Take the data that follows and retype it word for word.
-- -- --
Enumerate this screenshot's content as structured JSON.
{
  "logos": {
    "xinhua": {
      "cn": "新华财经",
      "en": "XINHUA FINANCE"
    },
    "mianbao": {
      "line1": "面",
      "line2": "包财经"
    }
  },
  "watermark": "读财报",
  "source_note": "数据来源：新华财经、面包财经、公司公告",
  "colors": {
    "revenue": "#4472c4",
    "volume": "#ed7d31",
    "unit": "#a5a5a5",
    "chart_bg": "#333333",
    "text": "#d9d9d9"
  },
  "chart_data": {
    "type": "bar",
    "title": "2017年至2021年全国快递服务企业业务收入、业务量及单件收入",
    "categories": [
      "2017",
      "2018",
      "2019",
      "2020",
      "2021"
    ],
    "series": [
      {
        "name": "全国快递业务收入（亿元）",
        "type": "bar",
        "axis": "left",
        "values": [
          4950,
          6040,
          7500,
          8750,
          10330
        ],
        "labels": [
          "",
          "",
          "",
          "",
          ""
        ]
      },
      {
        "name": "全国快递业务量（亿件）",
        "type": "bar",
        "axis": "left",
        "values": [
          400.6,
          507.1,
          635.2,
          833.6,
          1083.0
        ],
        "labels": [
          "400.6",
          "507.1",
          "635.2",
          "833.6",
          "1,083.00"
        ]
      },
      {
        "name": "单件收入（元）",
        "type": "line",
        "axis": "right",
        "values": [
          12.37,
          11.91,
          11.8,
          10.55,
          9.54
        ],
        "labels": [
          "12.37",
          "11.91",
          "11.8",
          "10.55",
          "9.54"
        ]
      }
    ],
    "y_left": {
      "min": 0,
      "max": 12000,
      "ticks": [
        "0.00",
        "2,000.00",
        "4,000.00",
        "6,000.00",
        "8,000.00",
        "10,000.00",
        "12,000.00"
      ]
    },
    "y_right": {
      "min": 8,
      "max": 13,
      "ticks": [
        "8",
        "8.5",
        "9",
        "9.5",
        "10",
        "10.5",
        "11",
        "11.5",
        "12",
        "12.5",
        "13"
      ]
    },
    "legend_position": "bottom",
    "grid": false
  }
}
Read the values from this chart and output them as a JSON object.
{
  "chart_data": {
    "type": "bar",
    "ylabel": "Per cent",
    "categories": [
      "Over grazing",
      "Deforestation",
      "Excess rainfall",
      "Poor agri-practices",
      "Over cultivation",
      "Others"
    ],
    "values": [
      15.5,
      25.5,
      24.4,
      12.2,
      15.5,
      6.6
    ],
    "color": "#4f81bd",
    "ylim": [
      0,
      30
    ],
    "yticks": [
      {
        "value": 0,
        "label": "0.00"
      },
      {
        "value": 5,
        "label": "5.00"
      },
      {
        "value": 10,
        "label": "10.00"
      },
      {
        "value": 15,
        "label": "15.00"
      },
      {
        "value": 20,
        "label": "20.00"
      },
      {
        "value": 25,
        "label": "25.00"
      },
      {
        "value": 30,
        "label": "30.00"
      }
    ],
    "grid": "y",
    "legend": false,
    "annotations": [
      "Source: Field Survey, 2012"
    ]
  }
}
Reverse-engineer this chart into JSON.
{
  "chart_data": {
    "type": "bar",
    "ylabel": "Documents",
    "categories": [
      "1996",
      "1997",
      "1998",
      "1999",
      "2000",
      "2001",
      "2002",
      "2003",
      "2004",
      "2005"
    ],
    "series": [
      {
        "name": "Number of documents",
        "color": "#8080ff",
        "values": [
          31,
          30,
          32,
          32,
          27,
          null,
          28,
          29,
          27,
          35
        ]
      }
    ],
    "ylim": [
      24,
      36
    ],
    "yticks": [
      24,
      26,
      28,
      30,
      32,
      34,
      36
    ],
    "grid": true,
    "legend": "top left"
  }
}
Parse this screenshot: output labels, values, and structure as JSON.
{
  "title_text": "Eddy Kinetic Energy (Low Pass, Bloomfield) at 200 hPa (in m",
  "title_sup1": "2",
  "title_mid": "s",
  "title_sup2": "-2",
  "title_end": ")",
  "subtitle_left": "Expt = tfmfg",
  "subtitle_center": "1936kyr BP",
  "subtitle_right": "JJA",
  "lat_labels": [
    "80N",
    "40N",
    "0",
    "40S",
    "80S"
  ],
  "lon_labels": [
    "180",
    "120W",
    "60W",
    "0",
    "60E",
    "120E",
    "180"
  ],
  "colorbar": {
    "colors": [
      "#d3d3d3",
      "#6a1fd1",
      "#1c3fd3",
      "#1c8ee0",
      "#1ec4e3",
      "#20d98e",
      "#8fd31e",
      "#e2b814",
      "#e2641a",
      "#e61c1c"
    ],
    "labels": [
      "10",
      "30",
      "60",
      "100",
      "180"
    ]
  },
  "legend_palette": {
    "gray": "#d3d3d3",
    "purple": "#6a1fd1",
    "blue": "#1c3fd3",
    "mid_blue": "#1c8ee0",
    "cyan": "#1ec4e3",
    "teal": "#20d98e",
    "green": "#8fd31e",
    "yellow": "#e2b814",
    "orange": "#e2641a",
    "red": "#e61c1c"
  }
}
-- -- --
• Response to the exercise:
Enumerate this screenshot's content as structured JSON.
{
  "logos": {
    "xinhua": {
      "cn": "新华财经",
      "en": "XINHUA FINANCE"
    },
    "mianbao": {
      "line1": "面",
      "line2": "包财经"
    }
  },
  "watermark": "读财报",
  "source_note": "数据来源：新华财经、面包财经、公司公告",
  "colors": {
    "revenue": "#4472c4",
    "volume": "#ed7d31",
    "unit": "#a5a5a5",
    "chart_bg": "#333333",
    "text": "#d9d9d9"
  },
  "chart_data": {
    "type": "bar",
    "title": "2017年至2021年全国快递服务企业业务收入、业务量及单件收入",
    "categories": [
      "2017",
      "2018",
      "2019",
      "2020",
      "2021"
    ],
    "series": [
      {
        "name": "全国快递业务收入（亿元）",
        "type": "bar",
        "axis": "left",
        "values": [
          4950,
          6040,
          7500,
          8750,
          10330
        ],
        "labels": [
          "",
          "",
          "",
          "",
          ""
        ]
      },
      {
        "name": "全国快递业务量（亿件）",
        "type": "bar",
        "axis": "left",
        "values": [
          400.6,
          507.1,
          635.2,
          833.6,
          1083.0
        ],
        "labels": [
          "400.6",
          "507.1",
          "635.2",
          "833.6",
          "1,083.00"
        ]
      },
      {
        "name": "单件收入（元）",
        "type": "line",
        "axis": "right",
        "values": [
          12.37,
          11.91,
          11.8,
          10.55,
          9.54
        ],
        "labels": [
          "12.37",
          "11.91",
          "11.8",
          "10.55",
          "9.54"
        ]
      }
    ],
    "y_left": {
      "min": 0,
      "max": 12000,
      "ticks": [
        "0.00",
        "2,000.00",
        "4,000.00",
        "6,000.00",
        "8,000.00",
        "10,000.00",
        "12,000.00"
      ]
    },
    "y_right": {
      "min": 8,
      "max": 13,
      "ticks": [
        "8",
        "8.5",
        "9",
        "9.5",
        "10",
        "10.5",
        "11",
        "11.5",
        "12",
        "12.5",
        "13"
      ]
    },
    "legend_position": "bottom",
    "grid": false
  }
}
Read the values from this chart and output them as a JSON object.
{
  "chart_data": {
    "type": "bar",
    "ylabel": "Per cent",
    "categories": [
      "Over grazing",
      "Deforestation",
      "Excess rainfall",
      "Poor agri-practices",
      "Over cultivation",
      "Others"
    ],
    "values": [
      15.5,
      25.5,
      24.4,
      12.2,
      15.5,
      6.6
    ],
    "color": "#4f81bd",
    "ylim": [
      0,
      30
    ],
    "yticks": [
      {
        "value": 0,
        "label": "0.00"
      },
      {
        "value": 5,
        "label": "5.00"
      },
      {
        "value": 10,
        "label": "10.00"
      },
      {
        "value": 15,
        "label": "15.00"
      },
      {
        "value": 20,
        "label": "20.00"
      },
      {
        "value": 25,
        "label": "25.00"
      },
      {
        "value": 30,
        "label": "30.00"
      }
    ],
    "grid": "y",
    "legend": false,
    "annotations": [
      "Source: Field Survey, 2012"
    ]
  }
}
Reverse-engineer this chart into JSON.
{
  "chart_data": {
    "type": "bar",
    "ylabel": "Documents",
    "categories": [
      "1996",
      "1997",
      "1998",
      "1999",
      "2000",
      "2001",
      "2002",
      "2003",
      "2004",
      "2005"
    ],
    "series": [
      {
        "name": "Number of documents",
        "color": "#8080ff",
        "values": [
          31,
          30,
          32,
          32,
          27,
          null,
          28,
          29,
          27,
          35
        ]
      }
    ],
    "ylim": [
      24,
      36
    ],
    "yticks": [
      24,
      26,
      28,
      30,
      32,
      34,
      36
    ],
    "grid": true,
    "legend": "top left"
  }
}
Parse this screenshot: output labels, values, and structure as JSON.
{
  "title_text": "Eddy Kinetic Energy (Low Pass, Bloomfield) at 200 hPa (in m",
  "title_sup1": "2",
  "title_mid": "s",
  "title_sup2": "-2",
  "title_end": ")",
  "subtitle_left": "Expt = tfmfg",
  "subtitle_center": "1936kyr BP",
  "subtitle_right": "JJA",
  "lat_labels": [
    "80N",
    "40N",
    "0",
    "40S",
    "80S"
  ],
  "lon_labels": [
    "180",
    "120W",
    "60W",
    "0",
    "60E",
    "120E",
    "180"
  ],
  "colorbar": {
    "colors": [
      "#d3d3d3",
      "#6a1fd1",
      "#1c3fd3",
      "#1c8ee0",
      "#1ec4e3",
      "#20d98e",
      "#8fd31e",
      "#e2b814",
      "#e2641a",
      "#e61c1c"
    ],
    "labels": [
      "10",
      "30",
      "60",
      "100",
      "180"
    ]
  },
  "legend_palette": {
    "gray": "#d3d3d3",
    "purple": "#6a1fd1",
    "blue": "#1c3fd3",
    "mid_blue": "#1c8ee0",
    "cyan": "#1ec4e3",
    "teal": "#20d98e",
    "green": "#8fd31e",
    "yellow": "#e2b814",
    "orange": "#e2641a",
    "red": "#e61c1c"
  }
}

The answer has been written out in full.